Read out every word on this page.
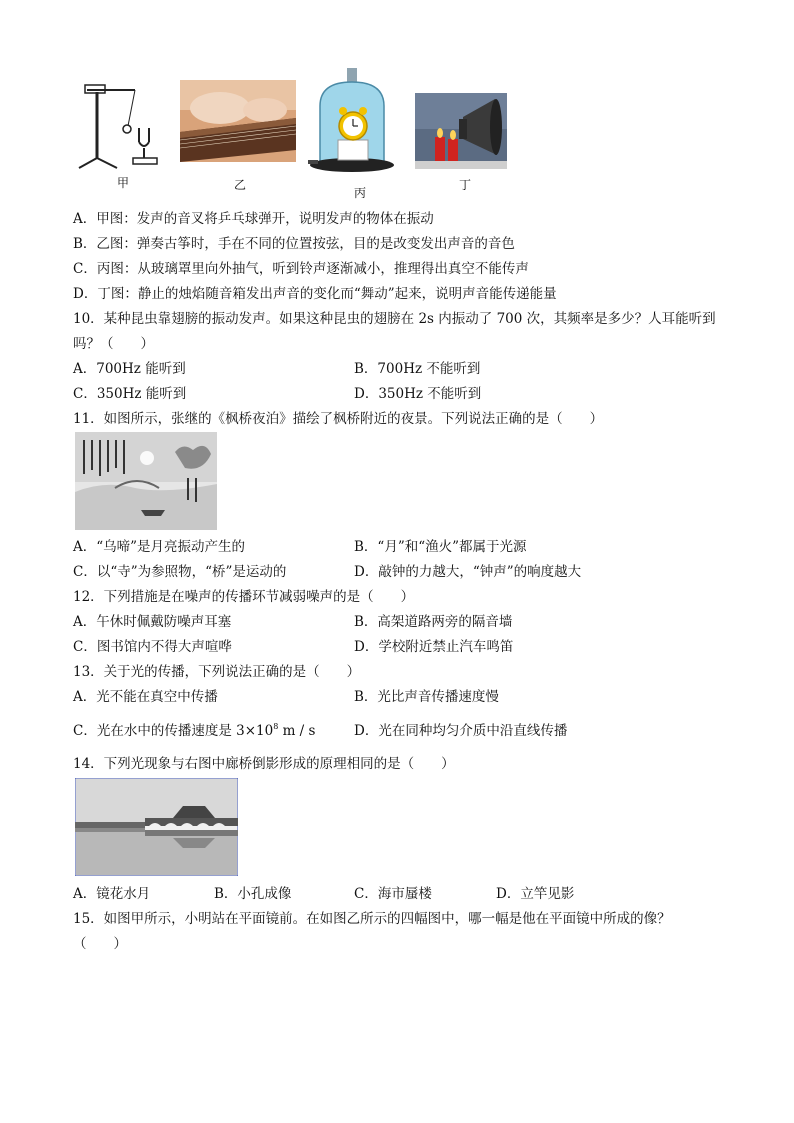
甲	乙
丙
丁
A．甲图：发声的音叉将乒乓球弹开，说明发声的物体在振动
B．乙图：弹奏古筝时，手在不同的位置按弦，目的是改变发出声音的音色
C．丙图：从玻璃罩里向外抽气，听到铃声逐渐减小，推理得出真空不能传声
D．丁图：静止的烛焰随音箱发出声音的变化而“舞动”起来，说明声音能传递能量
10．某种昆虫靠翅膀的振动发声。如果这种昆虫的翅膀在 2s 内振动了 700 次，其频率是多少？人耳能听到
吗？（　　）
A．700Hz 能听到	B．700Hz 不能听到
C．350Hz 能听到	D．350Hz 不能听到
11．如图所示，张继的《枫桥夜泊》描绘了枫桥附近的夜景。下列说法正确的是（　　）
A．“乌啼”是月亮振动产生的	B．“月”和“渔火”都属于光源
C．以“寺”为参照物，“桥”是运动的	D．敲钟的力越大，“钟声”的响度越大
12．下列措施是在噪声的传播环节减弱噪声的是（　　）
A．午休时佩戴防噪声耳塞	B．高架道路两旁的隔音墙
C．图书馆内不得大声喧哗	D．学校附近禁止汽车鸣笛
13．关于光的传播，下列说法正确的是（　　）
A．光不能在真空中传播	B．光比声音传播速度慢
C．光在水中的传播速度是 $3\times 10^8$ m / s	D．光在同种均匀介质中沿直线传播
14．下列光现象与右图中廊桥倒影形成的原理相同的是（　　）
A．镜花水月	B．小孔成像	C．海市蜃楼	D．立竿见影
15．如图甲所示，小明站在平面镜前。在如图乙所示的四幅图中，哪一幅是他在平面镜中所成的像？
（　　）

....

STATED EXERCISE: Your copy of the data above should match it exactly, except that pictures are left out.

RESULT OF THE TASK:
Read out every word on this page.
甲	乙
丙
丁
A．甲图：发声的音叉将乒乓球弹开，说明发声的物体在振动
B．乙图：弹奏古筝时，手在不同的位置按弦，目的是改变发出声音的音色
C．丙图：从玻璃罩里向外抽气，听到铃声逐渐减小，推理得出真空不能传声
D．丁图：静止的烛焰随音箱发出声音的变化而“舞动”起来，说明声音能传递能量
10．某种昆虫靠翅膀的振动发声。如果这种昆虫的翅膀在 2s 内振动了 700 次，其频率是多少？人耳能听到
吗？（　　）
A．700Hz 能听到	B．700Hz 不能听到
C．350Hz 能听到	D．350Hz 不能听到
11．如图所示，张继的《枫桥夜泊》描绘了枫桥附近的夜景。下列说法正确的是（　　）
A．“乌啼”是月亮振动产生的	B．“月”和“渔火”都属于光源
C．以“寺”为参照物，“桥”是运动的	D．敲钟的力越大，“钟声”的响度越大
12．下列措施是在噪声的传播环节减弱噪声的是（　　）
A．午休时佩戴防噪声耳塞	B．高架道路两旁的隔音墙
C．图书馆内不得大声喧哗	D．学校附近禁止汽车鸣笛
13．关于光的传播，下列说法正确的是（　　）
A．光不能在真空中传播	B．光比声音传播速度慢
C．光在水中的传播速度是 $3\times 10^8$ m / s	D．光在同种均匀介质中沿直线传播
14．下列光现象与右图中廊桥倒影形成的原理相同的是（　　）
A．镜花水月	B．小孔成像	C．海市蜃楼	D．立竿见影
15．如图甲所示，小明站在平面镜前。在如图乙所示的四幅图中，哪一幅是他在平面镜中所成的像？
（　　）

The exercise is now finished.